▶ **Objective**: Give only one thing: the number of lines that include the word "What".

Figure contents as structured data
──────

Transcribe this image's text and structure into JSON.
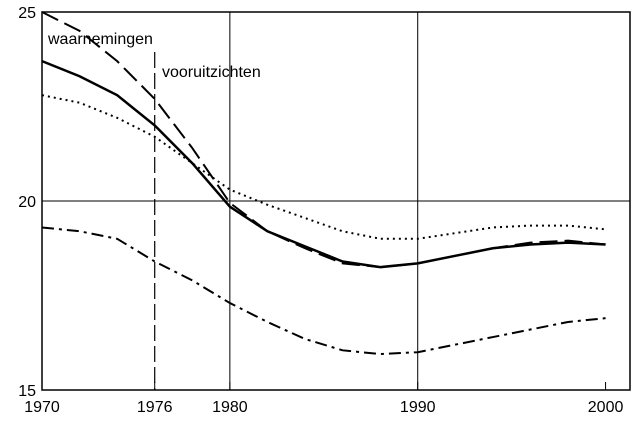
{
  "chart_data": {
    "type": "line",
    "annotations": [
      "waarnemingen",
      "vooruitzichten"
    ],
    "x": [
      1970,
      1972,
      1974,
      1976,
      1978,
      1980,
      1982,
      1984,
      1986,
      1988,
      1990,
      1992,
      1994,
      1996,
      1998,
      2000
    ],
    "series": [
      {
        "color": "#000000",
        "style": "solid",
        "values": [
          23.7,
          23.3,
          22.8,
          22.0,
          21.0,
          19.85,
          19.2,
          18.8,
          18.4,
          18.25,
          18.35,
          18.55,
          18.75,
          18.85,
          18.9,
          18.85
        ]
      },
      {
        "color": "#000000",
        "style": "dashed",
        "values": [
          25.0,
          24.5,
          23.7,
          22.7,
          21.4,
          19.95,
          19.2,
          18.75,
          18.35,
          18.25,
          18.35,
          18.55,
          18.75,
          18.9,
          18.95,
          18.85
        ]
      },
      {
        "color": "#000000",
        "style": "dotted",
        "values": [
          22.8,
          22.6,
          22.2,
          21.7,
          21.0,
          20.3,
          19.9,
          19.55,
          19.2,
          19.0,
          19.0,
          19.15,
          19.3,
          19.35,
          19.35,
          19.25
        ]
      },
      {
        "color": "#000000",
        "style": "dashdot",
        "values": [
          19.3,
          19.2,
          19.0,
          18.4,
          17.9,
          17.3,
          16.8,
          16.35,
          16.05,
          15.95,
          16.0,
          16.2,
          16.4,
          16.6,
          16.8,
          16.9
        ]
      }
    ],
    "xlim": [
      1970,
      2001.3
    ],
    "ylim": [
      15,
      25
    ],
    "xticks": [
      1970,
      1976,
      1980,
      1990,
      2000
    ],
    "yticks": [
      15,
      20,
      25
    ],
    "xgrid": [
      1980,
      1990
    ],
    "ygrid": [
      20
    ],
    "divider": 1976
  }
}
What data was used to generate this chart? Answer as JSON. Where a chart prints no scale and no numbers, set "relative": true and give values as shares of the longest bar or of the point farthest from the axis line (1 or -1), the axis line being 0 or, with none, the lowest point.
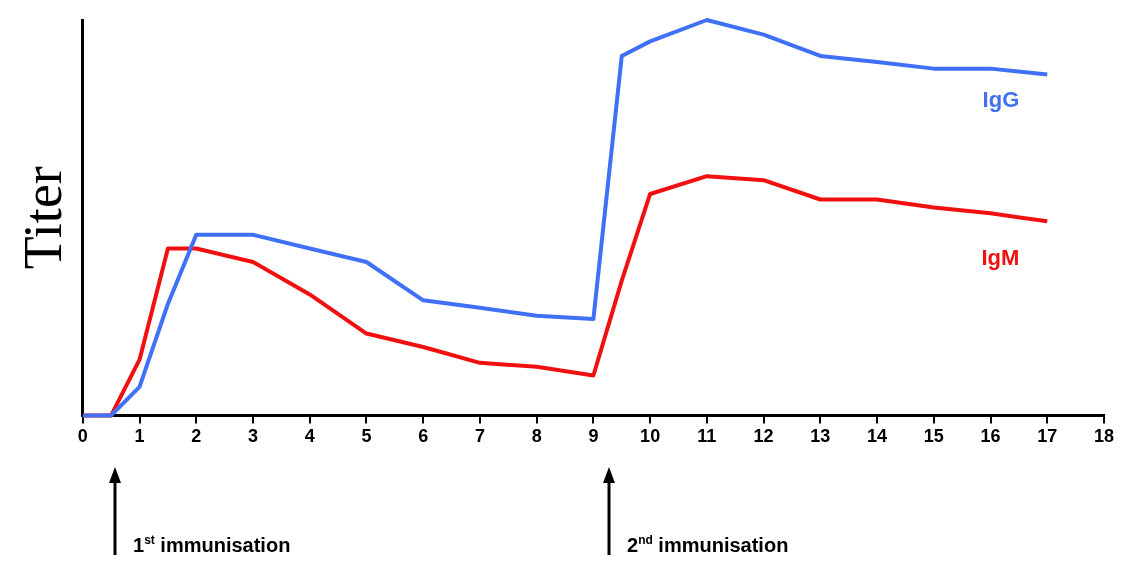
{
  "chart_data": {
    "type": "line",
    "ylabel": "Titer",
    "relative": true,
    "marker": "none",
    "xlim": [
      0,
      18
    ],
    "xticks": [
      0,
      1,
      2,
      3,
      4,
      5,
      6,
      7,
      8,
      9,
      10,
      11,
      12,
      13,
      14,
      15,
      16,
      17,
      18
    ],
    "x": [
      0,
      0.5,
      1,
      1.5,
      2,
      3,
      4,
      5,
      6,
      7,
      8,
      9,
      9.5,
      10,
      11,
      12,
      13,
      14,
      15,
      16,
      17
    ],
    "series": [
      {
        "name": "IgG",
        "color": "#3f70f5",
        "values": [
          0,
          0,
          0.072,
          0.282,
          0.457,
          0.457,
          0.422,
          0.388,
          0.291,
          0.272,
          0.252,
          0.244,
          0.909,
          0.946,
          1,
          0.963,
          0.909,
          0.894,
          0.877,
          0.877,
          0.862
        ]
      },
      {
        "name": "IgM",
        "color": "#f01010",
        "values": [
          0,
          0,
          0.141,
          0.422,
          0.422,
          0.388,
          0.306,
          0.207,
          0.173,
          0.133,
          0.123,
          0.101,
          0.341,
          0.56,
          0.605,
          0.595,
          0.546,
          0.546,
          0.526,
          0.511,
          0.491
        ]
      }
    ],
    "annotations": [
      "1$^{st}$ immunisation",
      "2$^{nd}$ immunisation"
    ]
  }
}
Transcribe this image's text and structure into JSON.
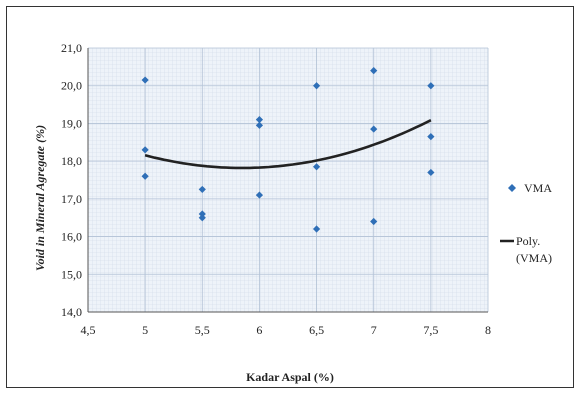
{
  "chart_data": {
    "type": "scatter",
    "title": "",
    "xlabel": "Kadar Aspal (%)",
    "ylabel": "Void in Mineral Agregate (%)",
    "xlim": [
      4.5,
      8
    ],
    "ylim": [
      14.0,
      21.0
    ],
    "x_ticks": [
      "4,5",
      "5",
      "5,5",
      "6",
      "6,5",
      "7",
      "7,5",
      "8"
    ],
    "y_ticks": [
      "14,0",
      "15,0",
      "16,0",
      "17,0",
      "18,0",
      "19,0",
      "20,0",
      "21,0"
    ],
    "grid": true,
    "legend_position": "right",
    "series": [
      {
        "name": "VMA",
        "kind": "scatter",
        "color": "#2f6fb7",
        "points": [
          [
            5,
            20.15
          ],
          [
            5,
            18.3
          ],
          [
            5,
            17.6
          ],
          [
            5.5,
            17.25
          ],
          [
            5.5,
            16.6
          ],
          [
            5.5,
            16.5
          ],
          [
            6,
            19.1
          ],
          [
            6,
            18.95
          ],
          [
            6,
            17.1
          ],
          [
            6.5,
            20.0
          ],
          [
            6.5,
            17.85
          ],
          [
            6.5,
            16.2
          ],
          [
            7,
            20.4
          ],
          [
            7,
            18.85
          ],
          [
            7,
            16.4
          ],
          [
            7.5,
            20.0
          ],
          [
            7.5,
            18.65
          ],
          [
            7.5,
            17.7
          ]
        ]
      },
      {
        "name": "Poly.",
        "name_line2": "(VMA)",
        "kind": "trendline",
        "color": "#222222",
        "x_range": [
          5,
          7.5
        ],
        "coefficients": [
          0.465,
          -5.44,
          33.73
        ]
      }
    ]
  }
}
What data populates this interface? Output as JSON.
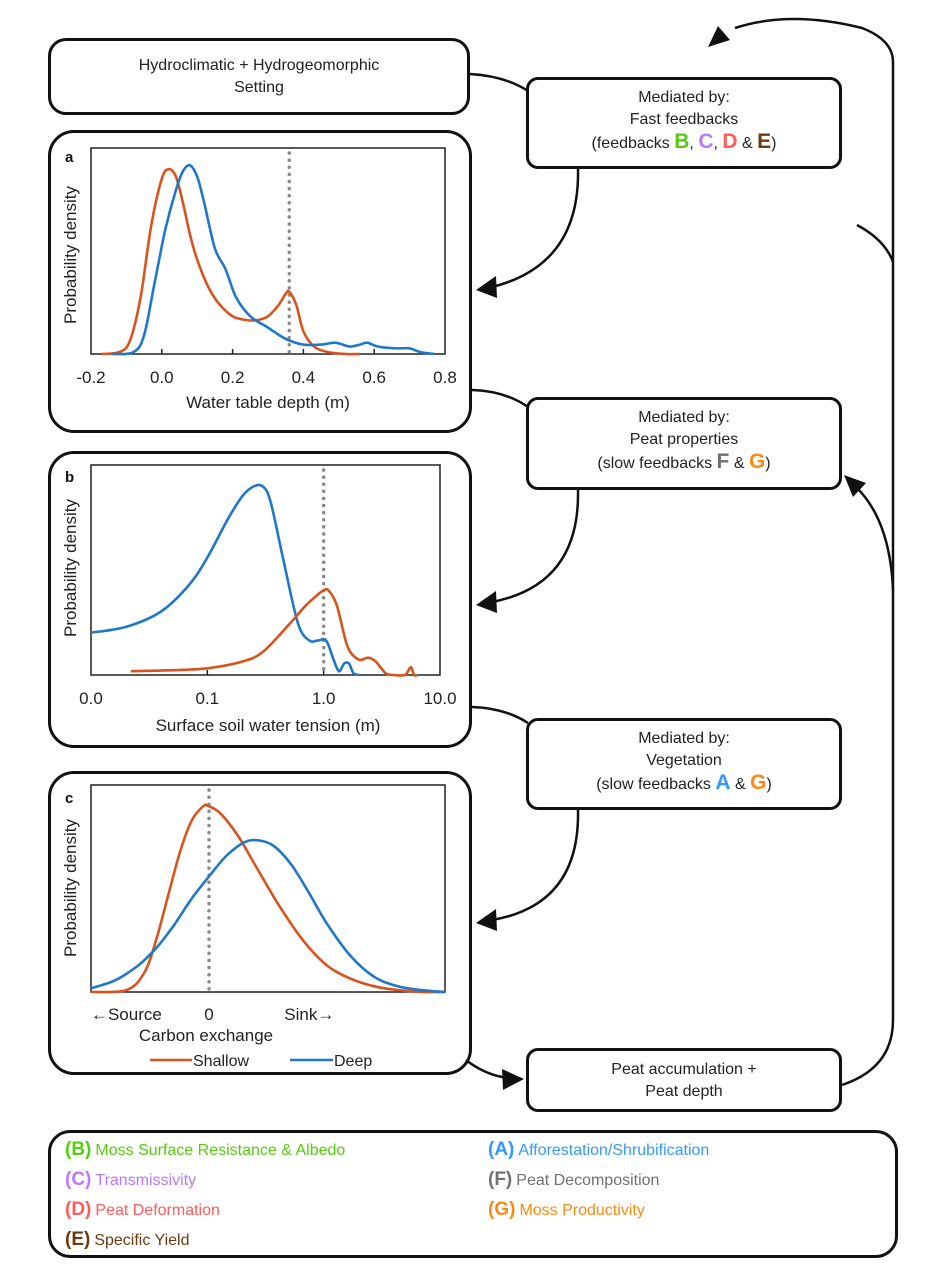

──────

▶ **Response to the exercise**: 2